┌─ Data for the task
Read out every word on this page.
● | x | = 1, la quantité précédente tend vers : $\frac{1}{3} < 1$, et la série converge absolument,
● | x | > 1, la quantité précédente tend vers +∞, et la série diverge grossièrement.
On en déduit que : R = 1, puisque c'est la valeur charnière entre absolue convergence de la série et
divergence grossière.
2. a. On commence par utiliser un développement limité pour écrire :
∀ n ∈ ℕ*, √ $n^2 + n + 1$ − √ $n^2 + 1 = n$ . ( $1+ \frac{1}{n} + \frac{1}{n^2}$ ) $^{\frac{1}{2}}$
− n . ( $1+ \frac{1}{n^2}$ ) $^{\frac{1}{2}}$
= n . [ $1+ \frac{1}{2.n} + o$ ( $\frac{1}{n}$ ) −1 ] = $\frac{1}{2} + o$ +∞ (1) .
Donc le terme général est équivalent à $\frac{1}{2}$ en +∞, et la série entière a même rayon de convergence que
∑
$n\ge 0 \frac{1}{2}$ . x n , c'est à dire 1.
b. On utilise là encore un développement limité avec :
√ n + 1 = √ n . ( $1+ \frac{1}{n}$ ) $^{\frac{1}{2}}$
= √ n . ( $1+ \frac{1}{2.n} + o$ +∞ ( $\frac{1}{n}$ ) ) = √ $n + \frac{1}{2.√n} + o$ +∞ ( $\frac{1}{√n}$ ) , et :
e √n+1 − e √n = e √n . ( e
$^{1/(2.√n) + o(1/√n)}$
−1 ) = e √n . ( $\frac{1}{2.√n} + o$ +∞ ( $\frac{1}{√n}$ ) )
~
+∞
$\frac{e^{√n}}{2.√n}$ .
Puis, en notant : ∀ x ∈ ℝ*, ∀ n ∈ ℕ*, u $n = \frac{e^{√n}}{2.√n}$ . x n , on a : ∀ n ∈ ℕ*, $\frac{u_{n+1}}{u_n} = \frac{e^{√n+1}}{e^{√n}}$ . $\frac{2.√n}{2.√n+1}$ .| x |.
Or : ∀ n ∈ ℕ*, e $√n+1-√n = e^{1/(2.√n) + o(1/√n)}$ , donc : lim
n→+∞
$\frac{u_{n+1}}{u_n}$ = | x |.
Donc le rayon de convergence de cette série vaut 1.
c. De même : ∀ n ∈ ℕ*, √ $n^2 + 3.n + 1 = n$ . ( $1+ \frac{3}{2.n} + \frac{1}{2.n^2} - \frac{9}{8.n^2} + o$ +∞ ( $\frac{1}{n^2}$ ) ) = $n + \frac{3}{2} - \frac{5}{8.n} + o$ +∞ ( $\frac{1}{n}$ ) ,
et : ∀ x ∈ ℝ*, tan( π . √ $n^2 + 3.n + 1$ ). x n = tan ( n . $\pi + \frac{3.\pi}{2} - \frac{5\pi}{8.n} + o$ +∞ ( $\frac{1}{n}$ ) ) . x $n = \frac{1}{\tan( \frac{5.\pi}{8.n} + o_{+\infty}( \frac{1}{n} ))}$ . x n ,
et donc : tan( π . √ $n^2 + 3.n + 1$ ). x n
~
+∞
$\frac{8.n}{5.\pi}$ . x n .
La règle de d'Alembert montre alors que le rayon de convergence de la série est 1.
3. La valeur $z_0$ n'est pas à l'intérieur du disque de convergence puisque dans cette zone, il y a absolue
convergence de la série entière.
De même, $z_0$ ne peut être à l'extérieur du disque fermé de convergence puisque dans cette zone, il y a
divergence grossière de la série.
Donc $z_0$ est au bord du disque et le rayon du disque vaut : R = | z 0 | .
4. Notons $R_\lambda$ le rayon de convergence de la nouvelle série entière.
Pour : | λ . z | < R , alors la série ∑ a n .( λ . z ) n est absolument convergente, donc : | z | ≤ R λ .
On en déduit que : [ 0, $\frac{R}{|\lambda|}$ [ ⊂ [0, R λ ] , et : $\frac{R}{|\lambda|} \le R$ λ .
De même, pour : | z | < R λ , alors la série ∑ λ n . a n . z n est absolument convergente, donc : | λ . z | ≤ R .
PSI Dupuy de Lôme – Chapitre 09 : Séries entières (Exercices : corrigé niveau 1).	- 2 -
└─
> [The request] Return all of the above records exactly, leaving no line out.

> [Correct answer]
Read out every word on this page.
● | x | = 1, la quantité précédente tend vers : $\frac{1}{3} < 1$, et la série converge absolument,
● | x | > 1, la quantité précédente tend vers +∞, et la série diverge grossièrement.
On en déduit que : R = 1, puisque c'est la valeur charnière entre absolue convergence de la série et
divergence grossière.
2. a. On commence par utiliser un développement limité pour écrire :
∀ n ∈ ℕ*, √ $n^2 + n + 1$ − √ $n^2 + 1 = n$ . ( $1+ \frac{1}{n} + \frac{1}{n^2}$ ) $^{\frac{1}{2}}$
− n . ( $1+ \frac{1}{n^2}$ ) $^{\frac{1}{2}}$
= n . [ $1+ \frac{1}{2.n} + o$ ( $\frac{1}{n}$ ) −1 ] = $\frac{1}{2} + o$ +∞ (1) .
Donc le terme général est équivalent à $\frac{1}{2}$ en +∞, et la série entière a même rayon de convergence que
∑
$n\ge 0 \frac{1}{2}$ . x n , c'est à dire 1.
b. On utilise là encore un développement limité avec :
√ n + 1 = √ n . ( $1+ \frac{1}{n}$ ) $^{\frac{1}{2}}$
= √ n . ( $1+ \frac{1}{2.n} + o$ +∞ ( $\frac{1}{n}$ ) ) = √ $n + \frac{1}{2.√n} + o$ +∞ ( $\frac{1}{√n}$ ) , et :
e √n+1 − e √n = e √n . ( e
$^{1/(2.√n) + o(1/√n)}$
−1 ) = e √n . ( $\frac{1}{2.√n} + o$ +∞ ( $\frac{1}{√n}$ ) )
~
+∞
$\frac{e^{√n}}{2.√n}$ .
Puis, en notant : ∀ x ∈ ℝ*, ∀ n ∈ ℕ*, u $n = \frac{e^{√n}}{2.√n}$ . x n , on a : ∀ n ∈ ℕ*, $\frac{u_{n+1}}{u_n} = \frac{e^{√n+1}}{e^{√n}}$ . $\frac{2.√n}{2.√n+1}$ .| x |.
Or : ∀ n ∈ ℕ*, e $√n+1-√n = e^{1/(2.√n) + o(1/√n)}$ , donc : lim
n→+∞
$\frac{u_{n+1}}{u_n}$ = | x |.
Donc le rayon de convergence de cette série vaut 1.
c. De même : ∀ n ∈ ℕ*, √ $n^2 + 3.n + 1 = n$ . ( $1+ \frac{3}{2.n} + \frac{1}{2.n^2} - \frac{9}{8.n^2} + o$ +∞ ( $\frac{1}{n^2}$ ) ) = $n + \frac{3}{2} - \frac{5}{8.n} + o$ +∞ ( $\frac{1}{n}$ ) ,
et : ∀ x ∈ ℝ*, tan( π . √ $n^2 + 3.n + 1$ ). x n = tan ( n . $\pi + \frac{3.\pi}{2} - \frac{5\pi}{8.n} + o$ +∞ ( $\frac{1}{n}$ ) ) . x $n = \frac{1}{\tan( \frac{5.\pi}{8.n} + o_{+\infty}( \frac{1}{n} ))}$ . x n ,
et donc : tan( π . √ $n^2 + 3.n + 1$ ). x n
~
+∞
$\frac{8.n}{5.\pi}$ . x n .
La règle de d'Alembert montre alors que le rayon de convergence de la série est 1.
3. La valeur $z_0$ n'est pas à l'intérieur du disque de convergence puisque dans cette zone, il y a absolue
convergence de la série entière.
De même, $z_0$ ne peut être à l'extérieur du disque fermé de convergence puisque dans cette zone, il y a
divergence grossière de la série.
Donc $z_0$ est au bord du disque et le rayon du disque vaut : R = | z 0 | .
4. Notons $R_\lambda$ le rayon de convergence de la nouvelle série entière.
Pour : | λ . z | < R , alors la série ∑ a n .( λ . z ) n est absolument convergente, donc : | z | ≤ R λ .
On en déduit que : [ 0, $\frac{R}{|\lambda|}$ [ ⊂ [0, R λ ] , et : $\frac{R}{|\lambda|} \le R$ λ .
De même, pour : | z | < R λ , alors la série ∑ λ n . a n . z n est absolument convergente, donc : | λ . z | ≤ R .
PSI Dupuy de Lôme – Chapitre 09 : Séries entières (Exercices : corrigé niveau 1).	- 2 -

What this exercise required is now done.